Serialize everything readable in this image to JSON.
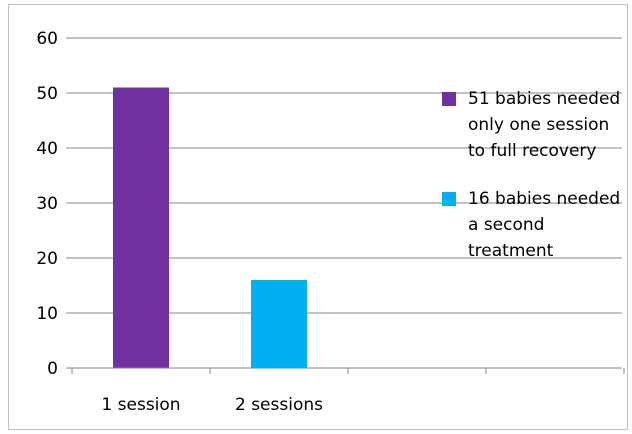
{
  "chart_data": {
    "type": "bar",
    "categories": [
      "1 session",
      "2 sessions"
    ],
    "values": [
      51,
      16
    ],
    "colors": [
      "#7030a0",
      "#00b0f0"
    ],
    "ylim": [
      0,
      60
    ],
    "yticks": [
      "0",
      "10",
      "20",
      "30",
      "40",
      "50",
      "60"
    ],
    "grid": true,
    "legend_position": "right",
    "legend": [
      {
        "label": "51 babies needed only one session to full recovery",
        "color": "#7030a0"
      },
      {
        "label": "16 babies needed a second treatment",
        "color": "#00b0f0"
      }
    ]
  }
}
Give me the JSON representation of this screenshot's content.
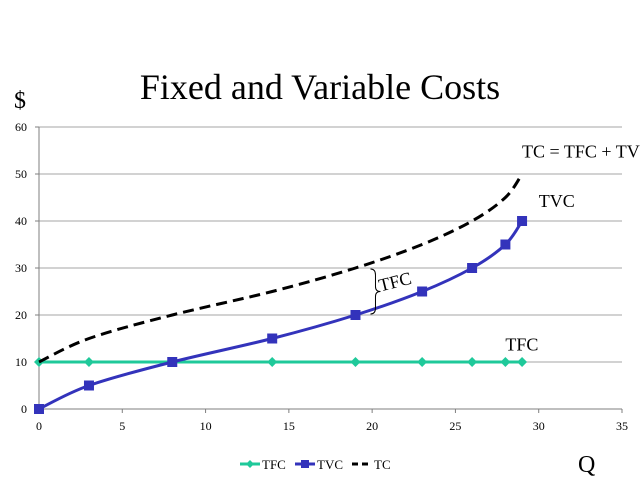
{
  "chart_data": {
    "type": "line",
    "title": "Fixed and Variable Costs",
    "xlabel": "Q",
    "ylabel": "$",
    "xlim": [
      0,
      35
    ],
    "ylim": [
      0,
      60
    ],
    "x_ticks": [
      0,
      5,
      10,
      15,
      20,
      25,
      30,
      35
    ],
    "y_ticks": [
      0,
      10,
      20,
      30,
      40,
      50,
      60
    ],
    "grid": "horizontal",
    "legend_position": "bottom",
    "series": [
      {
        "name": "TFC",
        "color": "#1fc99a",
        "marker": "diamond",
        "points": [
          [
            0,
            10
          ],
          [
            3,
            10
          ],
          [
            8,
            10
          ],
          [
            14,
            10
          ],
          [
            19,
            10
          ],
          [
            23,
            10
          ],
          [
            26,
            10
          ],
          [
            28,
            10
          ],
          [
            29,
            10
          ]
        ]
      },
      {
        "name": "TVC",
        "color": "#3333bb",
        "marker": "square",
        "points": [
          [
            0,
            0
          ],
          [
            3,
            5
          ],
          [
            8,
            10
          ],
          [
            14,
            15
          ],
          [
            19,
            20
          ],
          [
            23,
            25
          ],
          [
            26,
            30
          ],
          [
            28,
            35
          ],
          [
            29,
            40
          ]
        ]
      },
      {
        "name": "TC",
        "color": "#000000",
        "dashed": true,
        "points": [
          [
            0,
            10
          ],
          [
            3,
            15
          ],
          [
            8,
            20
          ],
          [
            14,
            25
          ],
          [
            19,
            30
          ],
          [
            23,
            35
          ],
          [
            26,
            40
          ],
          [
            28,
            45
          ],
          [
            29,
            50
          ]
        ]
      }
    ],
    "annotations": [
      {
        "text": "TC = TFC + TVC",
        "x": 29,
        "y": 53.5
      },
      {
        "text": "TVC",
        "x": 30,
        "y": 43
      },
      {
        "text": "TFC",
        "x": 28,
        "y": 12.5
      },
      {
        "text": "TFC",
        "x": 20.5,
        "y": 25,
        "bracket": [
          20,
          30
        ]
      }
    ]
  }
}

########################################

-- What is required --
Which lines include the word "this"? Copy every one of them.

-- Finished exercise --
Serialize everything readable in this image to JSON.
Give me the JSON representation of this screenshot's content.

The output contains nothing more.